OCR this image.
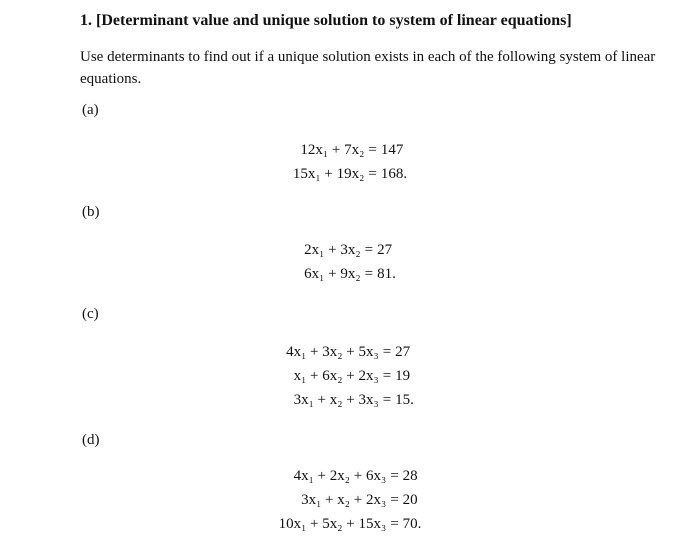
1. [Determinant value and unique solution to system of linear equations]
Use determinants to find out if a unique solution exists in each of the following system of linear equations.
(a)
12x₁ + 7x₂ = 147
15x₁ + 19x₂ = 168.
(b)
2x₁ + 3x₂ = 27
6x₁ + 9x₂ = 81.
(c)
4x₁ + 3x₂ + 5x₃ = 27
x₁ + 6x₂ + 2x₃ = 19
3x₁ + x₂ + 3x₃ = 15.
(d)
4x₁ + 2x₂ + 6x₃ = 28
3x₁ + x₂ + 2x₃ = 20
10x₁ + 5x₂ + 15x₃ = 70.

────

• **TASK STATEMENT**
Copy each line of the records above that carries the word "solution".

• **OUTPUT FOR THIS TASK**
1. [Determinant value and unique solution to system of linear equations]
Use determinants to find out if a unique solution exists in each of the following system of linear equations.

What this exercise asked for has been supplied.